_Prompt_
Pull out every line with the word "коммунальное".

-------- Records to process

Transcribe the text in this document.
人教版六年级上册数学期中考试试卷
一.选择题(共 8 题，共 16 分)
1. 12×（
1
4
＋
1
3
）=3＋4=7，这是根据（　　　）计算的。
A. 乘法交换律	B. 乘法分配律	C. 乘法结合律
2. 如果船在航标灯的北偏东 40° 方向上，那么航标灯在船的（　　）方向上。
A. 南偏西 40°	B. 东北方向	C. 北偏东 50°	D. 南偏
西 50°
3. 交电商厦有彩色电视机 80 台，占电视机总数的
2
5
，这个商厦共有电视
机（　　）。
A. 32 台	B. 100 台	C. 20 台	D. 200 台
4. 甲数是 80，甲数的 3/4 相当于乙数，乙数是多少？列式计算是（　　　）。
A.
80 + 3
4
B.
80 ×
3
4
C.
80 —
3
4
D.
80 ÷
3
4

----------------
-------- Records to process

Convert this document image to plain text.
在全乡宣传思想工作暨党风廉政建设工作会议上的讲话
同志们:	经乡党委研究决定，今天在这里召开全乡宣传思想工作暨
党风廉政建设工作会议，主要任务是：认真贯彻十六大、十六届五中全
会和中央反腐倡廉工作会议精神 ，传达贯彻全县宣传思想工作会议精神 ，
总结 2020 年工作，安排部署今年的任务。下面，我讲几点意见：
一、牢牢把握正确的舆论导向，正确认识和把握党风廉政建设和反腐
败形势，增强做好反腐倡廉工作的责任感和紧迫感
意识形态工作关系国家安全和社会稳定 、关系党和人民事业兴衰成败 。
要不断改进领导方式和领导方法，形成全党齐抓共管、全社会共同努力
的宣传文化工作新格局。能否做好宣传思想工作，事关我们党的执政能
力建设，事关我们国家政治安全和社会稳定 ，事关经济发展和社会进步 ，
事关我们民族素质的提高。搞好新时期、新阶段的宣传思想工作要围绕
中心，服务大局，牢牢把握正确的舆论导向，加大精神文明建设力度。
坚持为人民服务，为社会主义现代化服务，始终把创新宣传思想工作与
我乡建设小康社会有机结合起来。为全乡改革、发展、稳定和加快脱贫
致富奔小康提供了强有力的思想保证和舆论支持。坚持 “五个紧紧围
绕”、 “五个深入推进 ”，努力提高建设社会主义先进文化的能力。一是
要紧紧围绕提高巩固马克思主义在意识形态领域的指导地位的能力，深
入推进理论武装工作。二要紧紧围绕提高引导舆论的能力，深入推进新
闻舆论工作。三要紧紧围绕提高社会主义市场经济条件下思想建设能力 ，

----------------
-------- Records to process

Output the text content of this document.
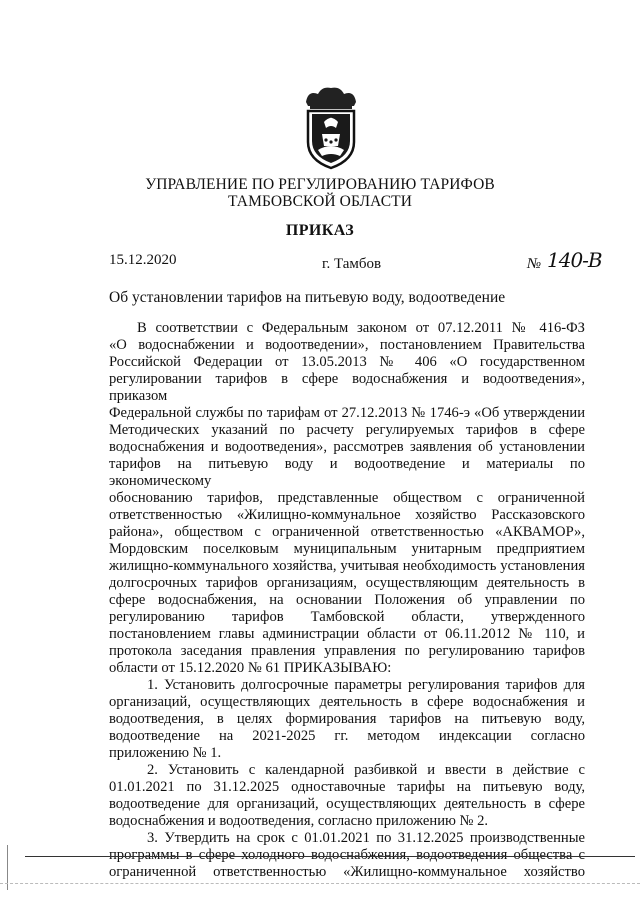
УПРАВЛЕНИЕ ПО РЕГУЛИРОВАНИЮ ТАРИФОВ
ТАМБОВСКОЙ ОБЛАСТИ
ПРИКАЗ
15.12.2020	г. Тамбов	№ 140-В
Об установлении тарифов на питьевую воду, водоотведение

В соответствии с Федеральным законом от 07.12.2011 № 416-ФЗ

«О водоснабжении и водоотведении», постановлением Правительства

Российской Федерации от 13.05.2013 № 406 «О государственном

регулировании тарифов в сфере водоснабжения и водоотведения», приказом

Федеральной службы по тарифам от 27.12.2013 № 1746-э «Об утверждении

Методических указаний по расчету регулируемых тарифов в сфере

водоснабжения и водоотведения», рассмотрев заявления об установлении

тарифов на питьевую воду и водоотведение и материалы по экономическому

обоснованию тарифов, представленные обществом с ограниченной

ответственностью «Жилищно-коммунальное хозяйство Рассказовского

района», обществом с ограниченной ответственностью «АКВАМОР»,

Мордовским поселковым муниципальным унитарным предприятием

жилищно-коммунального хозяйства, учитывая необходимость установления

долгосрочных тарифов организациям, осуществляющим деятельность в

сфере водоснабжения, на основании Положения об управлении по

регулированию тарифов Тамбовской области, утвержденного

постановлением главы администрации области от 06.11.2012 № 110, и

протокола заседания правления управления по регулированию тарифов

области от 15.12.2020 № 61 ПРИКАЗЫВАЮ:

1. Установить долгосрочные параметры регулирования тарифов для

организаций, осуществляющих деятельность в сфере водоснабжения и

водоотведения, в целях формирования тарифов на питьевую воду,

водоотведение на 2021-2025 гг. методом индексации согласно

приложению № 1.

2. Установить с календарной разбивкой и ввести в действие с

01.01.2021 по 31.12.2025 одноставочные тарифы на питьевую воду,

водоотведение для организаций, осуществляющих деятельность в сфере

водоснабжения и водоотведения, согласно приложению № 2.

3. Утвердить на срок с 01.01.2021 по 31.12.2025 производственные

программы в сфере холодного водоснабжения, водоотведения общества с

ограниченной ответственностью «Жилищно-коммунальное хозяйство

----------------

_Result for this exercise_
ответственностью «Жилищно-коммунальное хозяйство Рассказовского
ограниченной ответственностью «Жилищно-коммунальное хозяйство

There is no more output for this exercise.